> THE TASK: Each line containing the word "data" should be found and copied.
======== MATERIAL TO PROCESS
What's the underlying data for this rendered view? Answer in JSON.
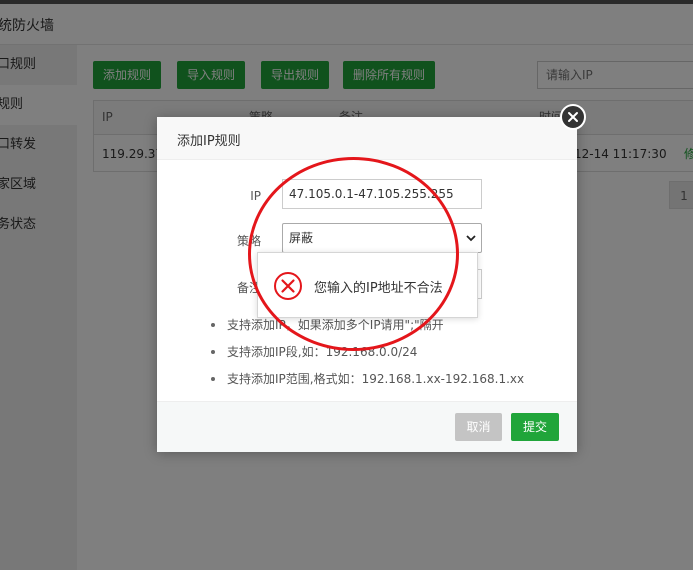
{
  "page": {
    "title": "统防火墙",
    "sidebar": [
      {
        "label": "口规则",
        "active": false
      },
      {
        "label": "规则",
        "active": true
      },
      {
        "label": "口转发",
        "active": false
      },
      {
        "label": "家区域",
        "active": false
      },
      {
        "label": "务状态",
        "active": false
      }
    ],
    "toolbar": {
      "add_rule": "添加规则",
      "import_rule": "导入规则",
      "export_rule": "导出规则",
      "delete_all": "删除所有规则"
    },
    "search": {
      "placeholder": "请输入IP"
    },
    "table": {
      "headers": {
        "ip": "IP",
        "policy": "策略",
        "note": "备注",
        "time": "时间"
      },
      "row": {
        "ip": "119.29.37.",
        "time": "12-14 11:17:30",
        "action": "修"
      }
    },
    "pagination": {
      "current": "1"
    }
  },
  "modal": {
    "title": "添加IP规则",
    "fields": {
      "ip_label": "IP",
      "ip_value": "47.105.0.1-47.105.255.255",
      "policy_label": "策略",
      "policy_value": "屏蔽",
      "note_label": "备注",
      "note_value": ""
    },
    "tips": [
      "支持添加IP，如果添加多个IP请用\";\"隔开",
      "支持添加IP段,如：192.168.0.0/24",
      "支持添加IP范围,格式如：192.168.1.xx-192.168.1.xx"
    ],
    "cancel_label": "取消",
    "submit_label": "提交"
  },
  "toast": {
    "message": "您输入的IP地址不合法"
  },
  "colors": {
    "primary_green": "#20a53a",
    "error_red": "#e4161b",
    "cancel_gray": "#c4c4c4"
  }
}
================
======== MATERIAL TO PROCESS
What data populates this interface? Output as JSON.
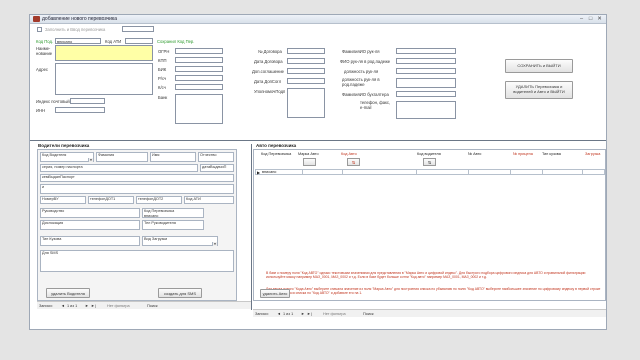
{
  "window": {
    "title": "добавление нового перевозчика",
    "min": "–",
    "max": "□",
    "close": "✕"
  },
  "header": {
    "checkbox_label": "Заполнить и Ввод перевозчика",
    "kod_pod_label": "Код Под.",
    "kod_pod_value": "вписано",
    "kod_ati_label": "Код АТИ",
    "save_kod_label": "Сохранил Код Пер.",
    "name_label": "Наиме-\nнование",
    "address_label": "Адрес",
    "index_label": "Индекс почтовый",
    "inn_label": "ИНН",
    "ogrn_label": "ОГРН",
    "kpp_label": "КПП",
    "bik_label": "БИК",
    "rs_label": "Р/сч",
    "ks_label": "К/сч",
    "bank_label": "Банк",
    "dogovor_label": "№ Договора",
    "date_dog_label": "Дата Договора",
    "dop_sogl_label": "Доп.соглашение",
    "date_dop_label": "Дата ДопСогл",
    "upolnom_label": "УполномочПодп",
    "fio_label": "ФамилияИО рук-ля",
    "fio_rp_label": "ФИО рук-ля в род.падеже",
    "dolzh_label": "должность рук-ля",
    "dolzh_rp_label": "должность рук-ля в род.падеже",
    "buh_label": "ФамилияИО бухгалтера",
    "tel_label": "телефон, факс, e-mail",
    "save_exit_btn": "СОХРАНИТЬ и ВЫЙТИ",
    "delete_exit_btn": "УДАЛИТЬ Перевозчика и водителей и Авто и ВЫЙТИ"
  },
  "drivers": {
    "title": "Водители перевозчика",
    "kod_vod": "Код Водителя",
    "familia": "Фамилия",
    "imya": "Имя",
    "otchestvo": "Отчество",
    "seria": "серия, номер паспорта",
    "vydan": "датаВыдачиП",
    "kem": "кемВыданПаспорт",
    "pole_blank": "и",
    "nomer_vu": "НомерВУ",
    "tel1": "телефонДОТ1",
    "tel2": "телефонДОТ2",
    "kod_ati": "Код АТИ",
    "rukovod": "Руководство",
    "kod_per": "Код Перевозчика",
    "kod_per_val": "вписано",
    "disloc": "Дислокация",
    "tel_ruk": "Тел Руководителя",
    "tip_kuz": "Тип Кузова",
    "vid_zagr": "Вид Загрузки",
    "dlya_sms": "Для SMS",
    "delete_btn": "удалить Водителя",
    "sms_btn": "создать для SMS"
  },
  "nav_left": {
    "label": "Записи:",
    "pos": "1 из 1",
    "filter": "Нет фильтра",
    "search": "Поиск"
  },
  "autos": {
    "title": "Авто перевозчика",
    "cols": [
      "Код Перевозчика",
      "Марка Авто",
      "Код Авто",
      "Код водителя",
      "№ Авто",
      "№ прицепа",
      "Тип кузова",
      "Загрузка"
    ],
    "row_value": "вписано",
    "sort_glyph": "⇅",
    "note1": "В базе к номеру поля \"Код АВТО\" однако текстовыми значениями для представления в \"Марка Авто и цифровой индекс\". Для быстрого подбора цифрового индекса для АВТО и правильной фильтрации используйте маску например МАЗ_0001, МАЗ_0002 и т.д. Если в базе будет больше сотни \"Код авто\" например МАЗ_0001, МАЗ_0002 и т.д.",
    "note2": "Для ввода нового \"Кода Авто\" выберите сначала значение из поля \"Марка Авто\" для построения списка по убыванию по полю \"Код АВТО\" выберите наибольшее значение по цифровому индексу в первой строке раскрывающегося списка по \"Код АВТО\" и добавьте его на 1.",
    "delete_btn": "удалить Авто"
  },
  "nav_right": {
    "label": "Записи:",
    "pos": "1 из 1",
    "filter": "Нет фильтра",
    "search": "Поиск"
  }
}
================
> EXPECTED ANSWER:
What's the underlying data for this rendered view? Answer in JSON.
What data populates this interface? Output as JSON.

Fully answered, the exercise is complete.